**About this exercise**. Output every record below exactly.

(Records from a collection of figures)
*** Block opens ***

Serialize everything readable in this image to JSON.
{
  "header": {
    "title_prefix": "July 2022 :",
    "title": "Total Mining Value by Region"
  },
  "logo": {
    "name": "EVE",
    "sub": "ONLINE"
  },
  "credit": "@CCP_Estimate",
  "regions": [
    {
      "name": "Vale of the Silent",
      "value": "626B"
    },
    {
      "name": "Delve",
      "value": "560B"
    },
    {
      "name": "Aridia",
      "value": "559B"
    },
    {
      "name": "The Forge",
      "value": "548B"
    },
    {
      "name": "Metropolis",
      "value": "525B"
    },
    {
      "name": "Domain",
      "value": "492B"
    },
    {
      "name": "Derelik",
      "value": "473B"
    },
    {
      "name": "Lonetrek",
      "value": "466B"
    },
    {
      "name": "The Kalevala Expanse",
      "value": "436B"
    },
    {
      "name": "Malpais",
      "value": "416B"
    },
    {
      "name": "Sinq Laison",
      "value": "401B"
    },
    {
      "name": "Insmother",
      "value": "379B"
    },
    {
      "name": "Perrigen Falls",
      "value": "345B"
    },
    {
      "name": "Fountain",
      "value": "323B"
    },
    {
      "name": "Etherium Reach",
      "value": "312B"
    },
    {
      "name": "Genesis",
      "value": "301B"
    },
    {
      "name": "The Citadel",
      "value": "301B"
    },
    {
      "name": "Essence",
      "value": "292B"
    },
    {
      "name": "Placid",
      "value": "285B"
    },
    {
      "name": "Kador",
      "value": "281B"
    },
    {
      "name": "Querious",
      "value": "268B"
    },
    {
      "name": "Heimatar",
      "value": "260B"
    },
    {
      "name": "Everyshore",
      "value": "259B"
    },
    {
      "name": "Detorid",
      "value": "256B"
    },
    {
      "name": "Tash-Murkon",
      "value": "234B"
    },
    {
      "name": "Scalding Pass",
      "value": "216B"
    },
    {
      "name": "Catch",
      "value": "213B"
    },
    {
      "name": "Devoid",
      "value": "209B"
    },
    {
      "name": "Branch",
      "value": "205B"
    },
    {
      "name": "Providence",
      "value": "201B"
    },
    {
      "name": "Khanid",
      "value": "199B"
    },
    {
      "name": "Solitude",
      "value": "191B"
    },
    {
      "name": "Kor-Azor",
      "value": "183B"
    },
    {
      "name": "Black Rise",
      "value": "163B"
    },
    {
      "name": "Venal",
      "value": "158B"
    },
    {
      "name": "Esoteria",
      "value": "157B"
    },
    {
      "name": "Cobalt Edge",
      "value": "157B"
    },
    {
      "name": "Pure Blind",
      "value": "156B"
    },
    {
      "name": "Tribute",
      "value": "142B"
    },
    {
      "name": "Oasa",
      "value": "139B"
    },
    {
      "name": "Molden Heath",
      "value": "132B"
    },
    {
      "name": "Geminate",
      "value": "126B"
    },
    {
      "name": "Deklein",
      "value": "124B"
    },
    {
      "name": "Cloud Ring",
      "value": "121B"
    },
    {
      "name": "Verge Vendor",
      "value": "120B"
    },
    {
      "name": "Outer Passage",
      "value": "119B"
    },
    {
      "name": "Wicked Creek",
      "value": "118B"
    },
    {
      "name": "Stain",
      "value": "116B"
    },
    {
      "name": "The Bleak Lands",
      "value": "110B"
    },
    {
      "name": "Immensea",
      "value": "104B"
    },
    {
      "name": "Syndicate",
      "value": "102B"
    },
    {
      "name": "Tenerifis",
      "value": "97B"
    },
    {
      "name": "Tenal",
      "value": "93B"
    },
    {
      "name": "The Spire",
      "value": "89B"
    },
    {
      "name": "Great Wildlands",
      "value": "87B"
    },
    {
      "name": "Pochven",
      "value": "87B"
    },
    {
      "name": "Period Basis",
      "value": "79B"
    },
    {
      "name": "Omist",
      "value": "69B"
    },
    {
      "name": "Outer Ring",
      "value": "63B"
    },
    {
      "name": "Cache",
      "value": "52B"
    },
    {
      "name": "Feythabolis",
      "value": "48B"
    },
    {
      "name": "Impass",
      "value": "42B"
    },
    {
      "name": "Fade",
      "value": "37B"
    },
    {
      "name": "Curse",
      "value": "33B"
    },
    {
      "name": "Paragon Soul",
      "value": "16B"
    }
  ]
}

*** Block closes ***

**Response area**.
Serialize everything readable in this image to JSON.
{
  "header": {
    "title_prefix": "July 2022 :",
    "title": "Total Mining Value by Region"
  },
  "logo": {
    "name": "EVE",
    "sub": "ONLINE"
  },
  "credit": "@CCP_Estimate",
  "regions": [
    {
      "name": "Vale of the Silent",
      "value": "626B"
    },
    {
      "name": "Delve",
      "value": "560B"
    },
    {
      "name": "Aridia",
      "value": "559B"
    },
    {
      "name": "The Forge",
      "value": "548B"
    },
    {
      "name": "Metropolis",
      "value": "525B"
    },
    {
      "name": "Domain",
      "value": "492B"
    },
    {
      "name": "Derelik",
      "value": "473B"
    },
    {
      "name": "Lonetrek",
      "value": "466B"
    },
    {
      "name": "The Kalevala Expanse",
      "value": "436B"
    },
    {
      "name": "Malpais",
      "value": "416B"
    },
    {
      "name": "Sinq Laison",
      "value": "401B"
    },
    {
      "name": "Insmother",
      "value": "379B"
    },
    {
      "name": "Perrigen Falls",
      "value": "345B"
    },
    {
      "name": "Fountain",
      "value": "323B"
    },
    {
      "name": "Etherium Reach",
      "value": "312B"
    },
    {
      "name": "Genesis",
      "value": "301B"
    },
    {
      "name": "The Citadel",
      "value": "301B"
    },
    {
      "name": "Essence",
      "value": "292B"
    },
    {
      "name": "Placid",
      "value": "285B"
    },
    {
      "name": "Kador",
      "value": "281B"
    },
    {
      "name": "Querious",
      "value": "268B"
    },
    {
      "name": "Heimatar",
      "value": "260B"
    },
    {
      "name": "Everyshore",
      "value": "259B"
    },
    {
      "name": "Detorid",
      "value": "256B"
    },
    {
      "name": "Tash-Murkon",
      "value": "234B"
    },
    {
      "name": "Scalding Pass",
      "value": "216B"
    },
    {
      "name": "Catch",
      "value": "213B"
    },
    {
      "name": "Devoid",
      "value": "209B"
    },
    {
      "name": "Branch",
      "value": "205B"
    },
    {
      "name": "Providence",
      "value": "201B"
    },
    {
      "name": "Khanid",
      "value": "199B"
    },
    {
      "name": "Solitude",
      "value": "191B"
    },
    {
      "name": "Kor-Azor",
      "value": "183B"
    },
    {
      "name": "Black Rise",
      "value": "163B"
    },
    {
      "name": "Venal",
      "value": "158B"
    },
    {
      "name": "Esoteria",
      "value": "157B"
    },
    {
      "name": "Cobalt Edge",
      "value": "157B"
    },
    {
      "name": "Pure Blind",
      "value": "156B"
    },
    {
      "name": "Tribute",
      "value": "142B"
    },
    {
      "name": "Oasa",
      "value": "139B"
    },
    {
      "name": "Molden Heath",
      "value": "132B"
    },
    {
      "name": "Geminate",
      "value": "126B"
    },
    {
      "name": "Deklein",
      "value": "124B"
    },
    {
      "name": "Cloud Ring",
      "value": "121B"
    },
    {
      "name": "Verge Vendor",
      "value": "120B"
    },
    {
      "name": "Outer Passage",
      "value": "119B"
    },
    {
      "name": "Wicked Creek",
      "value": "118B"
    },
    {
      "name": "Stain",
      "value": "116B"
    },
    {
      "name": "The Bleak Lands",
      "value": "110B"
    },
    {
      "name": "Immensea",
      "value": "104B"
    },
    {
      "name": "Syndicate",
      "value": "102B"
    },
    {
      "name": "Tenerifis",
      "value": "97B"
    },
    {
      "name": "Tenal",
      "value": "93B"
    },
    {
      "name": "The Spire",
      "value": "89B"
    },
    {
      "name": "Great Wildlands",
      "value": "87B"
    },
    {
      "name": "Pochven",
      "value": "87B"
    },
    {
      "name": "Period Basis",
      "value": "79B"
    },
    {
      "name": "Omist",
      "value": "69B"
    },
    {
      "name": "Outer Ring",
      "value": "63B"
    },
    {
      "name": "Cache",
      "value": "52B"
    },
    {
      "name": "Feythabolis",
      "value": "48B"
    },
    {
      "name": "Impass",
      "value": "42B"
    },
    {
      "name": "Fade",
      "value": "37B"
    },
    {
      "name": "Curse",
      "value": "33B"
    },
    {
      "name": "Paragon Soul",
      "value": "16B"
    }
  ]
}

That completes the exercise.